■ **What to do**: Retype everything in the listing, leaving each line exactly as it is.

■ **Provided material**:
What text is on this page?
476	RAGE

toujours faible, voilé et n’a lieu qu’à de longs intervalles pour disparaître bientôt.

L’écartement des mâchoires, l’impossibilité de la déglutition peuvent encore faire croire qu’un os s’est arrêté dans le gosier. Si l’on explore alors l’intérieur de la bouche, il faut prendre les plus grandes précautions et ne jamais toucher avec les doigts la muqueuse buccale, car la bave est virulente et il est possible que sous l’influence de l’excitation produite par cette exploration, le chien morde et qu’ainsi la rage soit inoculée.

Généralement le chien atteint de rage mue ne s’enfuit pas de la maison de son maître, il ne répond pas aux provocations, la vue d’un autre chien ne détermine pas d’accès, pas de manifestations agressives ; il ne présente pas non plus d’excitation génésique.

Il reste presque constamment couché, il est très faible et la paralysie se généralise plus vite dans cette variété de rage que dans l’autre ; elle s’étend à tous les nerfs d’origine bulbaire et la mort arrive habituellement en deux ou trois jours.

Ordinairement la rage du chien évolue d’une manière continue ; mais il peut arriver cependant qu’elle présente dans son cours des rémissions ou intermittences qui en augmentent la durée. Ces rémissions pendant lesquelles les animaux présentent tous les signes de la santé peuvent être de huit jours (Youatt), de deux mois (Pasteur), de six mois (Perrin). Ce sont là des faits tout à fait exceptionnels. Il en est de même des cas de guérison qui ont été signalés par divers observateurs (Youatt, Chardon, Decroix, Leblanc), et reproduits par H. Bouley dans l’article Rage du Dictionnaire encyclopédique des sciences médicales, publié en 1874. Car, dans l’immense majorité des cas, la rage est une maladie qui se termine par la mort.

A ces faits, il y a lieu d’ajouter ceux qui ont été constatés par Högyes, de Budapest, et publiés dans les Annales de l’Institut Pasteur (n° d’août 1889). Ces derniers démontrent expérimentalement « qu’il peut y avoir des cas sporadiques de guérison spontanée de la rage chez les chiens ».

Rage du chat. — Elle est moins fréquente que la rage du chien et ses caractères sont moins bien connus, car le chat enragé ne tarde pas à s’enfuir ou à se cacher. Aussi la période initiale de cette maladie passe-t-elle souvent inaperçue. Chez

■ **Reply**:
What text is on this page?
476	RAGE

toujours faible, voilé et n’a lieu qu’à de longs intervalles pour disparaître bientôt.

L’écartement des mâchoires, l’impossibilité de la déglutition peuvent encore faire croire qu’un os s’est arrêté dans le gosier. Si l’on explore alors l’intérieur de la bouche, il faut prendre les plus grandes précautions et ne jamais toucher avec les doigts la muqueuse buccale, car la bave est virulente et il est possible que sous l’influence de l’excitation produite par cette exploration, le chien morde et qu’ainsi la rage soit inoculée.

Généralement le chien atteint de rage mue ne s’enfuit pas de la maison de son maître, il ne répond pas aux provocations, la vue d’un autre chien ne détermine pas d’accès, pas de manifestations agressives ; il ne présente pas non plus d’excitation génésique.

Il reste presque constamment couché, il est très faible et la paralysie se généralise plus vite dans cette variété de rage que dans l’autre ; elle s’étend à tous les nerfs d’origine bulbaire et la mort arrive habituellement en deux ou trois jours.

Ordinairement la rage du chien évolue d’une manière continue ; mais il peut arriver cependant qu’elle présente dans son cours des rémissions ou intermittences qui en augmentent la durée. Ces rémissions pendant lesquelles les animaux présentent tous les signes de la santé peuvent être de huit jours (Youatt), de deux mois (Pasteur), de six mois (Perrin). Ce sont là des faits tout à fait exceptionnels. Il en est de même des cas de guérison qui ont été signalés par divers observateurs (Youatt, Chardon, Decroix, Leblanc), et reproduits par H. Bouley dans l’article Rage du Dictionnaire encyclopédique des sciences médicales, publié en 1874. Car, dans l’immense majorité des cas, la rage est une maladie qui se termine par la mort.

A ces faits, il y a lieu d’ajouter ceux qui ont été constatés par Högyes, de Budapest, et publiés dans les Annales de l’Institut Pasteur (n° d’août 1889). Ces derniers démontrent expérimentalement « qu’il peut y avoir des cas sporadiques de guérison spontanée de la rage chez les chiens ».

Rage du chat. — Elle est moins fréquente que la rage du chien et ses caractères sont moins bien connus, car le chat enragé ne tarde pas à s’enfuir ou à se cacher. Aussi la période initiale de cette maladie passe-t-elle souvent inaperçue. Chez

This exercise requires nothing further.